:: Exercise requirements ::
Every line below that holds the string "农村区域发展" should be copied out.
━━━━━━━━━━━━━━━━
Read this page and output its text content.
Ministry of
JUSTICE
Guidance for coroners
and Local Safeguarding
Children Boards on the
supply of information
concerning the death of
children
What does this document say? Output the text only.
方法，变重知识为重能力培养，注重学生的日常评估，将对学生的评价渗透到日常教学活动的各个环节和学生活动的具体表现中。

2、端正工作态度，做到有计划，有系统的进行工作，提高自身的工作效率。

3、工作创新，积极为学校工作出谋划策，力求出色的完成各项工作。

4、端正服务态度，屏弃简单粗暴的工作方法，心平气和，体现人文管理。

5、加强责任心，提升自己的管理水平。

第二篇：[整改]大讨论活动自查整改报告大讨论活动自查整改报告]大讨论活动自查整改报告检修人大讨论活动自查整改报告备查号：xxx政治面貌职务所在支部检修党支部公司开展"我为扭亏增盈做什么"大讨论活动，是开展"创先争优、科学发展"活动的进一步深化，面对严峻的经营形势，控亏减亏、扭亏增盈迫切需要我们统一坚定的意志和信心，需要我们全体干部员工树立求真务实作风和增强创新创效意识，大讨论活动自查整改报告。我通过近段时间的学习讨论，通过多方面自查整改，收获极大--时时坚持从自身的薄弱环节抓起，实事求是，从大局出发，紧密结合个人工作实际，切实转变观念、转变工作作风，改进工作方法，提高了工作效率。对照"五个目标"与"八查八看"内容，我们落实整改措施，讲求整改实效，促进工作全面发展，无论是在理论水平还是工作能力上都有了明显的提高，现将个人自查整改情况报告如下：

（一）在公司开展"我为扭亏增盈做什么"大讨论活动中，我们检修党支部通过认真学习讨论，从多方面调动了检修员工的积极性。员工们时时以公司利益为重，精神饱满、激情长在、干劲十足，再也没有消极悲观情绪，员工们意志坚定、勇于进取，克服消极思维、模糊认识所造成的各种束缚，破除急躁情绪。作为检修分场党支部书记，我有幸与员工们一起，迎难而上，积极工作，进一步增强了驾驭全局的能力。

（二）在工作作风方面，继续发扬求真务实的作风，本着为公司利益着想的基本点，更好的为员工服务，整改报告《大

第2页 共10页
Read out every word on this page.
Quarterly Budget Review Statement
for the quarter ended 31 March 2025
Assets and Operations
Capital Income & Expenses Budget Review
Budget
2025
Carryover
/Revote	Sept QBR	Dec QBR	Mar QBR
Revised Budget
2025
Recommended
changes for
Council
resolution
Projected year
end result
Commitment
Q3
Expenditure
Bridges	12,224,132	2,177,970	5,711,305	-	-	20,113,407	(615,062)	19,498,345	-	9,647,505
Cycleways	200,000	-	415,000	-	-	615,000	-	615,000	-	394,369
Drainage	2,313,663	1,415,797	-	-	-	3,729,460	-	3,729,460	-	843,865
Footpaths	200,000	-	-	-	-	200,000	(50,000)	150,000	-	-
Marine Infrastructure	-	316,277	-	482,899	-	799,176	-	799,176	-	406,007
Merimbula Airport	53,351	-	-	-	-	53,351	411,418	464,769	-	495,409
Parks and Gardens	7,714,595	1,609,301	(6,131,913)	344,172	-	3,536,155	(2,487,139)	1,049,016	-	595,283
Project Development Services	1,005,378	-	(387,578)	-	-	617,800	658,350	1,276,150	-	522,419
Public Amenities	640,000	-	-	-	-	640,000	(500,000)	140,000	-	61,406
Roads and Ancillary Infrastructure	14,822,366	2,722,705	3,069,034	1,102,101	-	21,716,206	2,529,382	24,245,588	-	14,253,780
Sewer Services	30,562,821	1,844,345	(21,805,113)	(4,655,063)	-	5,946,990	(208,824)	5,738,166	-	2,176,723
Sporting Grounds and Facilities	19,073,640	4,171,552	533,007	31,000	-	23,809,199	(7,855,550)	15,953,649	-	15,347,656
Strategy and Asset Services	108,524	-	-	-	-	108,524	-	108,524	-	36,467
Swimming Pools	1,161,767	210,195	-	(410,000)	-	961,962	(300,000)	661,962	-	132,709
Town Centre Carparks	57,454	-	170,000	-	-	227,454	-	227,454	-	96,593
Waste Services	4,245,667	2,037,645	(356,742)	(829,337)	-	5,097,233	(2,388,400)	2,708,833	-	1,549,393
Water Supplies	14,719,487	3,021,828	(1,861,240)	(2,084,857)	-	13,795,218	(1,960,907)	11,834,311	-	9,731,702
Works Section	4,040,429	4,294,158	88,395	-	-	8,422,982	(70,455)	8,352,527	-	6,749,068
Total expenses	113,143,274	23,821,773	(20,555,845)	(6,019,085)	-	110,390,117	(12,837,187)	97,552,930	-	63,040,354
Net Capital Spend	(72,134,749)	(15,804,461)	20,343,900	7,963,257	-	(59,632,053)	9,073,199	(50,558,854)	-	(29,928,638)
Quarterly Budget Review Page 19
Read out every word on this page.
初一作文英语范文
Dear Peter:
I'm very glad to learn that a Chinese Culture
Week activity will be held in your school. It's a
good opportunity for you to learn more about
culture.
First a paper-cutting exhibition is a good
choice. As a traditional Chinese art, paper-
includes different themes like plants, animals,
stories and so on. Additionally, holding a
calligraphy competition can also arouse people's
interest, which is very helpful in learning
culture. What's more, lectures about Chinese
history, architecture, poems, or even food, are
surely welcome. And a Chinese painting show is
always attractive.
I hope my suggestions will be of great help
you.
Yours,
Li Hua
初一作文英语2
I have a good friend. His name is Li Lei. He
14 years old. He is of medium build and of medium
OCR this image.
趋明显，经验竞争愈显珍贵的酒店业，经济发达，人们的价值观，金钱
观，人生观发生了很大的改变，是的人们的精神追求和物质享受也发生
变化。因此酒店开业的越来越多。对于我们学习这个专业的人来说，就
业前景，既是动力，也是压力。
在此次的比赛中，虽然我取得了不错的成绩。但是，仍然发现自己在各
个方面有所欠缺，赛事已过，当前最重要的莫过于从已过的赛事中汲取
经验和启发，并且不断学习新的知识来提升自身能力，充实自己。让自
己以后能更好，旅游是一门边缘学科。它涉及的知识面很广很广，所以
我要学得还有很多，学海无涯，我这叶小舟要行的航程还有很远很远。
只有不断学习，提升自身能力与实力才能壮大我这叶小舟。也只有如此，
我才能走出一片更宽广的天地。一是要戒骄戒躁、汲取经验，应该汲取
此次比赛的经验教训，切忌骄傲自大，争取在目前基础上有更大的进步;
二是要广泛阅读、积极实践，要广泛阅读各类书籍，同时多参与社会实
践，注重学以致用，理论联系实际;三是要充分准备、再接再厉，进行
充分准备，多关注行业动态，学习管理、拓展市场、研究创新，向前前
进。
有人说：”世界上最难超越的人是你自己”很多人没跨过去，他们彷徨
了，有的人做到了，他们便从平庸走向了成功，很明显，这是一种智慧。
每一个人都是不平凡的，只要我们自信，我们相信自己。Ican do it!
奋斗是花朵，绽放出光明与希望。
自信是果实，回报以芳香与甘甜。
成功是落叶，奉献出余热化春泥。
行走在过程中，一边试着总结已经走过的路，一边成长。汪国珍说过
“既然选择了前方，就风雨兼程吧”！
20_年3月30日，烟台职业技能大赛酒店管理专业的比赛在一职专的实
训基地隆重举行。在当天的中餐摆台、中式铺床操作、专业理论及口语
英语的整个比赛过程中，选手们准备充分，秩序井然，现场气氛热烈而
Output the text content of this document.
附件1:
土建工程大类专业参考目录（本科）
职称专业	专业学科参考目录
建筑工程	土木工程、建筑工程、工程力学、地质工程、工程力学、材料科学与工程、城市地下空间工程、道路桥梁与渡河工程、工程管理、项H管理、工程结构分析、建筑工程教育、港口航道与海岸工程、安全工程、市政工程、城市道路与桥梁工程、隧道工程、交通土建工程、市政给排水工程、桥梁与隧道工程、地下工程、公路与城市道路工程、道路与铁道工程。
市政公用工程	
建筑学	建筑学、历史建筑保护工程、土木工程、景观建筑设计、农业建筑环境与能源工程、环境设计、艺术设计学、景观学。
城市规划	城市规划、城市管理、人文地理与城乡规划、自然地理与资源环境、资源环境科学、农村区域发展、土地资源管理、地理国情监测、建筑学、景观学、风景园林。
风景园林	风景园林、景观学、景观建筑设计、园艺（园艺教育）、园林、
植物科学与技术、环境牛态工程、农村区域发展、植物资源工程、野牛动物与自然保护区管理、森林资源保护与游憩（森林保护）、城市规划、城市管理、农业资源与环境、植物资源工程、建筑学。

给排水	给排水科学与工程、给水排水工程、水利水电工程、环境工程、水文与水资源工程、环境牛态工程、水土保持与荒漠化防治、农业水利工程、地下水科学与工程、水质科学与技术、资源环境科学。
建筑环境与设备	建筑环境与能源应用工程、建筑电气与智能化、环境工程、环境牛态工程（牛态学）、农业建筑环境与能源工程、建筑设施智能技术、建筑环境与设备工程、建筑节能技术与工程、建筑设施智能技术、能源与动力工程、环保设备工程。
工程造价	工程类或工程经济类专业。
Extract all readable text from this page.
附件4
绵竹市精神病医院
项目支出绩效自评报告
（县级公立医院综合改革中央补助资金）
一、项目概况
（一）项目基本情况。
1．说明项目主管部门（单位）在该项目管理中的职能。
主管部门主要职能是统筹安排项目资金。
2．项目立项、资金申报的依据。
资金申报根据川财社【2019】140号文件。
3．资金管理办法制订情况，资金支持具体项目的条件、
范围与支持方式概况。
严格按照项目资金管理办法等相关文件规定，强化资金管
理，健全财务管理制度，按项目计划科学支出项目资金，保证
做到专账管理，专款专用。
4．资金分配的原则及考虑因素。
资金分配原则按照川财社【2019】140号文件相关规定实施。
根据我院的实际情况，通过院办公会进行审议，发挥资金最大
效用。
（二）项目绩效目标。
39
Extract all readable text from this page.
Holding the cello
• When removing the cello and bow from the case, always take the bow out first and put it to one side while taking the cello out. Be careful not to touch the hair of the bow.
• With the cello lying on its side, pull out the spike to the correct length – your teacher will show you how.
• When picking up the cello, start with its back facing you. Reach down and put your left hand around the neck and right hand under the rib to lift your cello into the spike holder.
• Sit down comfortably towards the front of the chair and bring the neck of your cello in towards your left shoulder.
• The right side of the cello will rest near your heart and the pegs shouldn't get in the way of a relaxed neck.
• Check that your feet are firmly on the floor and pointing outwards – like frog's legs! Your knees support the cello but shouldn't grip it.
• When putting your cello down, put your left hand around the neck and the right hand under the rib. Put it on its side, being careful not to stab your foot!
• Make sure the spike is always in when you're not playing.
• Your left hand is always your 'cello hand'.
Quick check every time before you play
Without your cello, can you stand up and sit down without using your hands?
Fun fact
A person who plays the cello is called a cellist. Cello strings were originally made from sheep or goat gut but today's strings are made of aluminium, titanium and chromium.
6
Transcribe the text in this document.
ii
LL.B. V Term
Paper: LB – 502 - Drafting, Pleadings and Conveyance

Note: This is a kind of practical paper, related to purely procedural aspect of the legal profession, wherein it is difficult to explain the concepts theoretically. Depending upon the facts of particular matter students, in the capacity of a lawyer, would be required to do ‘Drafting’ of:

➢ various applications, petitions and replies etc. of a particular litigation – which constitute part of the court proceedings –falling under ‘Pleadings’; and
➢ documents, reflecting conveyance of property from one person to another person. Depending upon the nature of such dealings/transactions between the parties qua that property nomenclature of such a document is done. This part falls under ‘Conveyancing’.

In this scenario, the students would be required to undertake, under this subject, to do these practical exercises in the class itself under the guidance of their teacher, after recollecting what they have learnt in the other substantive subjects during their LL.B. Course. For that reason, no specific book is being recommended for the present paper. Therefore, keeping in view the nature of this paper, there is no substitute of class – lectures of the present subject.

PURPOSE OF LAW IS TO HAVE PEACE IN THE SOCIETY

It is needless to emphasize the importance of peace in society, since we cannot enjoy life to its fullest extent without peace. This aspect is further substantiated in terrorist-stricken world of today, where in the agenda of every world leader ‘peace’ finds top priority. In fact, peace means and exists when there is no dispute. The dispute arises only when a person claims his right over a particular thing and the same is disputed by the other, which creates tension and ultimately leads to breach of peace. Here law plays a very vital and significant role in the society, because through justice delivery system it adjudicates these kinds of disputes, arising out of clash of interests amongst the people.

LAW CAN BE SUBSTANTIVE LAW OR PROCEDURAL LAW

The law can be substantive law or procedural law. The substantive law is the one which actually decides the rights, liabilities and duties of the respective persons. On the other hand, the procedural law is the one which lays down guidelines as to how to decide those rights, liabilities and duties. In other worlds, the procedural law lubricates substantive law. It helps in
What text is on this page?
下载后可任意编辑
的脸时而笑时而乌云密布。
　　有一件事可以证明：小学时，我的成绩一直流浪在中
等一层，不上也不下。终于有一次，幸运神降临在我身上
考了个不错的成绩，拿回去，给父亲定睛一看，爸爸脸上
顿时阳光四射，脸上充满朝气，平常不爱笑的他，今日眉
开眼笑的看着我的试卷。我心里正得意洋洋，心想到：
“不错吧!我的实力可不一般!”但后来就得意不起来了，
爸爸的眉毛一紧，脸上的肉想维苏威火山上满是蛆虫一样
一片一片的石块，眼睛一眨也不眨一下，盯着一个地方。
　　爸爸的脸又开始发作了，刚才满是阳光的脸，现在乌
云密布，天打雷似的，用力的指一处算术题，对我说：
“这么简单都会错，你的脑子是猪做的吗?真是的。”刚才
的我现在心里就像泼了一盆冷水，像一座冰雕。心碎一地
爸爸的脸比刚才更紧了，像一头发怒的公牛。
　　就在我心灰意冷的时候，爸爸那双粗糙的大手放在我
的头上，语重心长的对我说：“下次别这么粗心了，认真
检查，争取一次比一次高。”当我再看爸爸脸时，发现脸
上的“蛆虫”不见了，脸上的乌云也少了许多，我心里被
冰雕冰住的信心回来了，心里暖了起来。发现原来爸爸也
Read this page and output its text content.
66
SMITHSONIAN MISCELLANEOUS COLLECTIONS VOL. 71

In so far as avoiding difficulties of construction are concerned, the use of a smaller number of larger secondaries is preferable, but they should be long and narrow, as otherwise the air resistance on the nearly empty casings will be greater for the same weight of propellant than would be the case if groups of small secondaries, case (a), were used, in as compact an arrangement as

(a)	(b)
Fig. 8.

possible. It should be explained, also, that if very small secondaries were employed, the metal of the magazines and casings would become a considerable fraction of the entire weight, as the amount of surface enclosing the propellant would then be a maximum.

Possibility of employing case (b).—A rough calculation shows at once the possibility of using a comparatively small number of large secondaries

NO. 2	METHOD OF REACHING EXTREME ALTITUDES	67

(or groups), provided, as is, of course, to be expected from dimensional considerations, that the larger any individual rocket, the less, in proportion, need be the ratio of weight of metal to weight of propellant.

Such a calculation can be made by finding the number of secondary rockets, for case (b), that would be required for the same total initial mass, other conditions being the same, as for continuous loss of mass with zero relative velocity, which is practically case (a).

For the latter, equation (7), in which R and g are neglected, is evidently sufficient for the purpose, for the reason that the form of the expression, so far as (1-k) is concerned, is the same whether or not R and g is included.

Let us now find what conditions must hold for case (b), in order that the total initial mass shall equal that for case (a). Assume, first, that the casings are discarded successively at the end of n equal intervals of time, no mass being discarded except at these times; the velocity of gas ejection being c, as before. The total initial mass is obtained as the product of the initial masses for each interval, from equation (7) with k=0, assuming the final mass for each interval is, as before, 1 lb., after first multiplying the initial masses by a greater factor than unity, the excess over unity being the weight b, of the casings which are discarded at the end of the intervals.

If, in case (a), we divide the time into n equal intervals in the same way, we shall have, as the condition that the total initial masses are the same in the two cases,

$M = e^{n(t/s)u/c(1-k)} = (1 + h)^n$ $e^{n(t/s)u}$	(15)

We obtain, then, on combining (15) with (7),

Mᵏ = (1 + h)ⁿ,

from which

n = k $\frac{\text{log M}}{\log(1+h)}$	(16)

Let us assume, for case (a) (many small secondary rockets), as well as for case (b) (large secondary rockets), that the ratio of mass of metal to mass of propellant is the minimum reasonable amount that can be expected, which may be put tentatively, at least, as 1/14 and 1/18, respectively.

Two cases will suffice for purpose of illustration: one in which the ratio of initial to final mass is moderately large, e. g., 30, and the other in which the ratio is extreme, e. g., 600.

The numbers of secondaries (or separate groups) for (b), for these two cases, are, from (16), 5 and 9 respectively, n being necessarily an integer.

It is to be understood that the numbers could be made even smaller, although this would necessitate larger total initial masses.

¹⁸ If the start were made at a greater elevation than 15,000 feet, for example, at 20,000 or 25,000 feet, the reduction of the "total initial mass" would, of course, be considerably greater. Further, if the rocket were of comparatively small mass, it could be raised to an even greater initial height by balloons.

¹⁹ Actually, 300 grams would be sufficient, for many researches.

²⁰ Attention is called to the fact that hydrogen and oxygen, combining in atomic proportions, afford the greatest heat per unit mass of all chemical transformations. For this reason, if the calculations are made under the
━━━━━━━━━━━━━━━━
:: Completed task ::
城市规划	城市规划、城市管理、人文地理与城乡规划、自然地理与资源环境、资源环境科学、农村区域发展、土地资源管理、地理国情监测、建筑学、景观学、风景园林。
植物科学与技术、环境牛态工程、农村区域发展、植物资源工程、野牛动物与自然保护区管理、森林资源保护与游憩（森林保护）、城市规划、城市管理、农业资源与环境、植物资源工程、建筑学。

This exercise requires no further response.